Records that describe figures

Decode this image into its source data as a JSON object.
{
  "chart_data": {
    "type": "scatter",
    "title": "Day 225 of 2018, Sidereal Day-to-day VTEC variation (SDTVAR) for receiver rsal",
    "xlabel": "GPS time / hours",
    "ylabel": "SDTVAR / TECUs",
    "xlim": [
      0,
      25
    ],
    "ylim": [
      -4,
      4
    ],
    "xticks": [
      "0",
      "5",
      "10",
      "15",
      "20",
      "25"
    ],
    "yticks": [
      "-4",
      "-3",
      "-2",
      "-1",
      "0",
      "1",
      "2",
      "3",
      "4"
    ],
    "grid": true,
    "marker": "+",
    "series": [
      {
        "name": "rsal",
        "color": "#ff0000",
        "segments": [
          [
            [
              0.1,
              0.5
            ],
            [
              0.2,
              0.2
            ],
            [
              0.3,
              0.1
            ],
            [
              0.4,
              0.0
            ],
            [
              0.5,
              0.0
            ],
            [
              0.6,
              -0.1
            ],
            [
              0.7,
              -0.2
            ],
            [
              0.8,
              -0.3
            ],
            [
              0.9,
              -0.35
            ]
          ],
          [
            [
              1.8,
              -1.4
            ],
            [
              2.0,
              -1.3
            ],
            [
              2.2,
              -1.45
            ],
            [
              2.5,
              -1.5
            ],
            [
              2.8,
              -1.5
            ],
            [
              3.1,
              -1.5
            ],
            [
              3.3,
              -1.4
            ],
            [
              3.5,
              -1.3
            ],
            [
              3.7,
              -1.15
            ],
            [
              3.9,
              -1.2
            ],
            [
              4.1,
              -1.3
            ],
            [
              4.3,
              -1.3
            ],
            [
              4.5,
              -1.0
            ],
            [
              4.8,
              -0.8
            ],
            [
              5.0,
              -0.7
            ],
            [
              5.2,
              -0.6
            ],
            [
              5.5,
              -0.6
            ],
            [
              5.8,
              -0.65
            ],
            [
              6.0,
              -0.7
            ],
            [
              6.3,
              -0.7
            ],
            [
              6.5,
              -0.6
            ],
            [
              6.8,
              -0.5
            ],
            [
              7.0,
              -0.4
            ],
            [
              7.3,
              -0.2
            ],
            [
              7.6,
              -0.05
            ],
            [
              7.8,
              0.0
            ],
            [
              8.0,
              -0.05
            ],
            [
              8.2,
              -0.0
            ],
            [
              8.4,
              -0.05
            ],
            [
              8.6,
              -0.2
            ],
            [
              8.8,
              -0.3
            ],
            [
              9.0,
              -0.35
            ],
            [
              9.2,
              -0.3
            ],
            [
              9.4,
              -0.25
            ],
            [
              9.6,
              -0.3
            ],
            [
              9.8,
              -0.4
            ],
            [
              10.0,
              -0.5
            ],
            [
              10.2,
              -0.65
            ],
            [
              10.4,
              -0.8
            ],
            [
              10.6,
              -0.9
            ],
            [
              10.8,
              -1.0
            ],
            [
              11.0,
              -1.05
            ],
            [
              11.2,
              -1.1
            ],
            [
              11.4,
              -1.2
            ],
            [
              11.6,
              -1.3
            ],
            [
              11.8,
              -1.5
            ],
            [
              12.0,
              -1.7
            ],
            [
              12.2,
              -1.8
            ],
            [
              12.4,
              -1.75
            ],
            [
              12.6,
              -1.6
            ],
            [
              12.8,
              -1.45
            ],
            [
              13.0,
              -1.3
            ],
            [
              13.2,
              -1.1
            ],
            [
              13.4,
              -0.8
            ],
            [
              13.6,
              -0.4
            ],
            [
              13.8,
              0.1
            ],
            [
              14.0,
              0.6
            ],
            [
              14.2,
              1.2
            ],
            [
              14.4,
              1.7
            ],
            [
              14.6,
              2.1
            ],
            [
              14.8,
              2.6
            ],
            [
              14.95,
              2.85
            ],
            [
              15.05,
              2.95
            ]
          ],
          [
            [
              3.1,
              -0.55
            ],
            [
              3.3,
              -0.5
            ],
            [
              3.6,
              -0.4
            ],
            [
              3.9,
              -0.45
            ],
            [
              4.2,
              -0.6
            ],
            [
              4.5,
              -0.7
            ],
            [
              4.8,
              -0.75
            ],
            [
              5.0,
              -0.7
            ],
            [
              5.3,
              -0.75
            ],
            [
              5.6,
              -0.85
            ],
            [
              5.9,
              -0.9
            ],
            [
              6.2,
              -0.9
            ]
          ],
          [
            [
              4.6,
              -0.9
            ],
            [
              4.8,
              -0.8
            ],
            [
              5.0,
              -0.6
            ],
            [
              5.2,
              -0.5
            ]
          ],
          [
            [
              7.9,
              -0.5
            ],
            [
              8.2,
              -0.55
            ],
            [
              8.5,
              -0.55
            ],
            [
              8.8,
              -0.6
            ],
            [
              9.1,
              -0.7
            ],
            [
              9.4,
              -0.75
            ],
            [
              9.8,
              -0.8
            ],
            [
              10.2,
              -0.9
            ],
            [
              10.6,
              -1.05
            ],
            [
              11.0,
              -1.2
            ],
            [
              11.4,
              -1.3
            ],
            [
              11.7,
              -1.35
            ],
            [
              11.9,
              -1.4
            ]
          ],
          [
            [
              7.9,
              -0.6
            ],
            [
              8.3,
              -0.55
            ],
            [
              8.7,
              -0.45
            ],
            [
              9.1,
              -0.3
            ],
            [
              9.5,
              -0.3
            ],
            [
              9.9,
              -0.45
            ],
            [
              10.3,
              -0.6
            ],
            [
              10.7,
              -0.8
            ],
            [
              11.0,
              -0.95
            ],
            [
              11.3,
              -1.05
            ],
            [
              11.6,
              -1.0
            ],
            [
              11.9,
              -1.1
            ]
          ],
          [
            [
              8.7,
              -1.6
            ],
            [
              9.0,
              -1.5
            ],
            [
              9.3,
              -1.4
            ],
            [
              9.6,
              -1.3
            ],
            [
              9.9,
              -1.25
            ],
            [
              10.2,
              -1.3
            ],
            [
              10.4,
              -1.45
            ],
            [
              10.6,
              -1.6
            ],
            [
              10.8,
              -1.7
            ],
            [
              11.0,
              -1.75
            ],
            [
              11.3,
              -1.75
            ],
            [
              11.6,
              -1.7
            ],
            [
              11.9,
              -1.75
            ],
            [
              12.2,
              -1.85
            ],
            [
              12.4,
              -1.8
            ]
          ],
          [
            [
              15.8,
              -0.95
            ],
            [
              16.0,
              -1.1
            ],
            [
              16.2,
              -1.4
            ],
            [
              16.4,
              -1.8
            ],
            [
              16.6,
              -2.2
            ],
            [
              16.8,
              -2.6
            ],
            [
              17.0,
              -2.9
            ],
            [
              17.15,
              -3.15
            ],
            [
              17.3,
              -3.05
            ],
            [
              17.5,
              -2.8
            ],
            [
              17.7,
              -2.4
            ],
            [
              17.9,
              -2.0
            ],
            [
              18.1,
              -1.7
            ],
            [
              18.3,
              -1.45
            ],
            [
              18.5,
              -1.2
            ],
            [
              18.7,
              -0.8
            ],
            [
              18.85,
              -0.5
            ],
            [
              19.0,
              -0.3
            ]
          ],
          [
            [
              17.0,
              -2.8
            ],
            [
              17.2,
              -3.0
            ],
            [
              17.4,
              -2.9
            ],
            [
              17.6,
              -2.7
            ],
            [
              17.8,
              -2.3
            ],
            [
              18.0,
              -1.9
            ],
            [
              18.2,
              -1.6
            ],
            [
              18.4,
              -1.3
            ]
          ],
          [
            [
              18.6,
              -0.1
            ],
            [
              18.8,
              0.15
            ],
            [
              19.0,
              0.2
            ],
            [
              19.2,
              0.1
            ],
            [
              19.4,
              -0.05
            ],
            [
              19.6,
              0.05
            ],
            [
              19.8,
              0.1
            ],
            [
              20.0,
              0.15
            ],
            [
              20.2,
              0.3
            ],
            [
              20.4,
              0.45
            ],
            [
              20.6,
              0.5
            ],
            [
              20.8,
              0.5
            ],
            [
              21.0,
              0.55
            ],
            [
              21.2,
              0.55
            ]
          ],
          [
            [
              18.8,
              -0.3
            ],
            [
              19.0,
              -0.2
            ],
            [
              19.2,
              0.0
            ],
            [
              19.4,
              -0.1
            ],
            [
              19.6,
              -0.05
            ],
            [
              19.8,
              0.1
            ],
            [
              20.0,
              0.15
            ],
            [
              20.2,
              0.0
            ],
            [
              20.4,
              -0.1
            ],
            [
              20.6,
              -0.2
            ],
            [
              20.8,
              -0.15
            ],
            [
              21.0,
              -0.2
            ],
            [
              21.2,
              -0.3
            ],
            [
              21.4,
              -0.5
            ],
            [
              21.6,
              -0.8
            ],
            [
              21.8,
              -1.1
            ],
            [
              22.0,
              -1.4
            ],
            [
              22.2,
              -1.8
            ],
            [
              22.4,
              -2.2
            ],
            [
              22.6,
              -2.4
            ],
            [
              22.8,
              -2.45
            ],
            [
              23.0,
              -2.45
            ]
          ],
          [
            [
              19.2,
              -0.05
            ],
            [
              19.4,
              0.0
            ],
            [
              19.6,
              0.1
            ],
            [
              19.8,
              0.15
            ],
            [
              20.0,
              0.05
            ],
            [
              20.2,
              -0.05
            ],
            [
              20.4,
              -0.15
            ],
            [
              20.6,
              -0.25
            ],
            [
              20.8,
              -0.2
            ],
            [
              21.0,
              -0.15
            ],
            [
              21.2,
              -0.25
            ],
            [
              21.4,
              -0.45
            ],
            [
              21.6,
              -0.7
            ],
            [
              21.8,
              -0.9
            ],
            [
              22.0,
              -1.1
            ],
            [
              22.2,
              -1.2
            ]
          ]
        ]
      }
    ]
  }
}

What is expected - Working from the listing above, pick out every line that has "rsal" and copy it.

Response -
    "title": "Day 225 of 2018, Sidereal Day-to-day VTEC variation (SDTVAR) for receiver rsal",
        "name": "rsal",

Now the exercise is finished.